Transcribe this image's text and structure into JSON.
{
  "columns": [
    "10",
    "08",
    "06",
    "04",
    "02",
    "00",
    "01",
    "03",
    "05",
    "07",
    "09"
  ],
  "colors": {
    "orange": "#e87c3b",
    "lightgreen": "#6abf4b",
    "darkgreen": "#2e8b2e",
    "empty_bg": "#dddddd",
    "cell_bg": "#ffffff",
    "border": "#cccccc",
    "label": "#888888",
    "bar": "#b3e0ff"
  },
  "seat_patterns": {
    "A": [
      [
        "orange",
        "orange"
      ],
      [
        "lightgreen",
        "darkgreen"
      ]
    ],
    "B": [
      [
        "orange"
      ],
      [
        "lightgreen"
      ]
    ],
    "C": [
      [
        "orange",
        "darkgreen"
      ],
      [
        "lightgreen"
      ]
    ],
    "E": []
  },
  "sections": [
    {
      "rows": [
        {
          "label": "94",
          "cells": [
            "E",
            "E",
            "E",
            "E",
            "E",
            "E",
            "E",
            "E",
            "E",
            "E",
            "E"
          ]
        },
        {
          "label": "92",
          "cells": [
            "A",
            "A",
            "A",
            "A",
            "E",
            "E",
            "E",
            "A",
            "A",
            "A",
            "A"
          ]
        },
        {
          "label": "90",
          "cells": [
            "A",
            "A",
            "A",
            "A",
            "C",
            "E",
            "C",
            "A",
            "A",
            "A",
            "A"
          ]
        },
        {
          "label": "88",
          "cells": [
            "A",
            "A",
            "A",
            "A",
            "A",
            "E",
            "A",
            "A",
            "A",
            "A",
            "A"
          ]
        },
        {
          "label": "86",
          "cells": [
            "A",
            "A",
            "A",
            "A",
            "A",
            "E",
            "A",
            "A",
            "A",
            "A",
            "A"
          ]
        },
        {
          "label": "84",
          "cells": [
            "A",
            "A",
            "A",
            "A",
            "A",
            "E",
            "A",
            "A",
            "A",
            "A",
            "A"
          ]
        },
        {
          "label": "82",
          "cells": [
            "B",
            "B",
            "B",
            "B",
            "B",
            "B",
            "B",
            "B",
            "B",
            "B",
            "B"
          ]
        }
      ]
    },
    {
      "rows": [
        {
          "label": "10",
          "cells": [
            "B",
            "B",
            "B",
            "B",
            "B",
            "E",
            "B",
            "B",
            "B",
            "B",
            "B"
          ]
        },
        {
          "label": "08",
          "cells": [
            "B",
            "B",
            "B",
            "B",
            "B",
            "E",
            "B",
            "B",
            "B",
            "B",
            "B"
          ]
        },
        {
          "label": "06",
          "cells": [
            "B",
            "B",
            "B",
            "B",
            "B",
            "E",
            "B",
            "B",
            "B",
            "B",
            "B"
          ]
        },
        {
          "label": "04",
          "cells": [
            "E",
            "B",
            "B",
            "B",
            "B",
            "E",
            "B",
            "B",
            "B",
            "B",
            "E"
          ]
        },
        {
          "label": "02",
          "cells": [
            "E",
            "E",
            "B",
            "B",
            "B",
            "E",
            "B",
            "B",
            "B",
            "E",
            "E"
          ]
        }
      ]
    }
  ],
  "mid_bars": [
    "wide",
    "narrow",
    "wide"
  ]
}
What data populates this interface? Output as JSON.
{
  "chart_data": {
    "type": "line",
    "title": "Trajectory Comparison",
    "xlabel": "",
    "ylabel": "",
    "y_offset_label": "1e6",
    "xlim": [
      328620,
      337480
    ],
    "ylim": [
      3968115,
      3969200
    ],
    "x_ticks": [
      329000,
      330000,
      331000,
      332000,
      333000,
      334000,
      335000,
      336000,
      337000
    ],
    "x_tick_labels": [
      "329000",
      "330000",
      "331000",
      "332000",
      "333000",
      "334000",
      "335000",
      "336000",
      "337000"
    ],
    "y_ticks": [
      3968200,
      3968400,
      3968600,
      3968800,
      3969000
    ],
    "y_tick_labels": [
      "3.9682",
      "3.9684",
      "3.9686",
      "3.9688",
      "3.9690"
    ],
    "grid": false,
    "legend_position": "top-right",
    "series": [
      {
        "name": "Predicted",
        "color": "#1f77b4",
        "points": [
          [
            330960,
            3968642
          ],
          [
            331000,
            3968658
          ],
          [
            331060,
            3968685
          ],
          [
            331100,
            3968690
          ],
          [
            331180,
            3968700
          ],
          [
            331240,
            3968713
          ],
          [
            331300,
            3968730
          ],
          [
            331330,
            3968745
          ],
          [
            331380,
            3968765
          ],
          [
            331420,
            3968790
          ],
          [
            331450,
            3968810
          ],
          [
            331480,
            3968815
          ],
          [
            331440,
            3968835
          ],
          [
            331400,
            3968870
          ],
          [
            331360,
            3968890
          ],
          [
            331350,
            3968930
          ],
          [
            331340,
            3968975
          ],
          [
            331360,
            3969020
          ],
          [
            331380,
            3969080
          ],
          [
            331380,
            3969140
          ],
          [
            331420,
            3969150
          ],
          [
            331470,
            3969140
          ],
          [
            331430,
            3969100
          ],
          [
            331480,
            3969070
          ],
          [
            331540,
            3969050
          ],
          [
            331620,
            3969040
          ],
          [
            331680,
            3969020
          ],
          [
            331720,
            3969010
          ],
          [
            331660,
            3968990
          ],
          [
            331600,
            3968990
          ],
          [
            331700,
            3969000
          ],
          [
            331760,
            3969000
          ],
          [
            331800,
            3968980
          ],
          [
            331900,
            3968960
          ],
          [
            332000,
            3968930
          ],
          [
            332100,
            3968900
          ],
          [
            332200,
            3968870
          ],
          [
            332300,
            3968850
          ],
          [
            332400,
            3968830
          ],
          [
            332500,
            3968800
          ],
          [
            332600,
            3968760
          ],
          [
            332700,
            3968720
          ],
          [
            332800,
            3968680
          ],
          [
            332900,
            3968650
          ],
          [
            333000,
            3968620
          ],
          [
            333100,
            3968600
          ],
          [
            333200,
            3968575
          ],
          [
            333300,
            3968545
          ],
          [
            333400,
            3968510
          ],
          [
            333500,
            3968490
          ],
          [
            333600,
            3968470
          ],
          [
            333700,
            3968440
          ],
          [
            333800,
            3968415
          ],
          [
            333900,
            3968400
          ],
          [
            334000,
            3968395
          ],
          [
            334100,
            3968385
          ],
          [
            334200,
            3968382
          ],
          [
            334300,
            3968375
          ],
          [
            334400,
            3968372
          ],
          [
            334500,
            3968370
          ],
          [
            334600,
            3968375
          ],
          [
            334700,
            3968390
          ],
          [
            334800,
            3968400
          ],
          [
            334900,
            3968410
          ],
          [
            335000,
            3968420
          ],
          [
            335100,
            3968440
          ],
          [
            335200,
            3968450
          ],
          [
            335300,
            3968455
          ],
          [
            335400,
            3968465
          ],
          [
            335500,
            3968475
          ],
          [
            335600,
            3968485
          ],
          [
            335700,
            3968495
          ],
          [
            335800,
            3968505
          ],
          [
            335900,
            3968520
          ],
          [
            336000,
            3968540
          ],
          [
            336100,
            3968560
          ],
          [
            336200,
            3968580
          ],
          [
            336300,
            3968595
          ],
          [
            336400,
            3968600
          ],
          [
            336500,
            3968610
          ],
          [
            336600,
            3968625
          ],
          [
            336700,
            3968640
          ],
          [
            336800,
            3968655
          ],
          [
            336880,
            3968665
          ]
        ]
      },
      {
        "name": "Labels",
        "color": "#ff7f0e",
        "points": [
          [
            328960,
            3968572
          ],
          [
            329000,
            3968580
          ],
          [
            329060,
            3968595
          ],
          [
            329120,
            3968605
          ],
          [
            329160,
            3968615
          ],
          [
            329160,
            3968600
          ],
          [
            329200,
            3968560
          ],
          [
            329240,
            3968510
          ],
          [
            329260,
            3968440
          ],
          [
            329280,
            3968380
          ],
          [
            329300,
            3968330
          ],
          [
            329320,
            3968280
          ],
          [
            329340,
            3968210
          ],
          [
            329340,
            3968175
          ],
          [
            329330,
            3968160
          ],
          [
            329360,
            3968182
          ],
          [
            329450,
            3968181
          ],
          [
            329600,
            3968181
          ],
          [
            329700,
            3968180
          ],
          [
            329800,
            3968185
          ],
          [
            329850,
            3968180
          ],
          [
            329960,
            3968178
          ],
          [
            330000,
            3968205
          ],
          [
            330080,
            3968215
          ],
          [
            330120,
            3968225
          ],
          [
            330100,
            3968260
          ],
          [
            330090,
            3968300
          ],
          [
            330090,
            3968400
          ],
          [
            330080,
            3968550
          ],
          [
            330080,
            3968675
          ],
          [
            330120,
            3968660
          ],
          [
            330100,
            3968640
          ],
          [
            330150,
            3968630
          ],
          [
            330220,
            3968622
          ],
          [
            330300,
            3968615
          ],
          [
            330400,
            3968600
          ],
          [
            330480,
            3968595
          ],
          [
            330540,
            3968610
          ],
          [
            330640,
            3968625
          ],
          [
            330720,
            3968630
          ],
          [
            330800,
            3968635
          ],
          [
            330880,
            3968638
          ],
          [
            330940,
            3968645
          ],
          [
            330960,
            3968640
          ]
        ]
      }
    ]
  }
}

DESCRIPTION OF THE TASK: How many lines in the records above contain the word "lightgreen"? Give only the number.

ANSWER FOR THIS EXERCISE: 4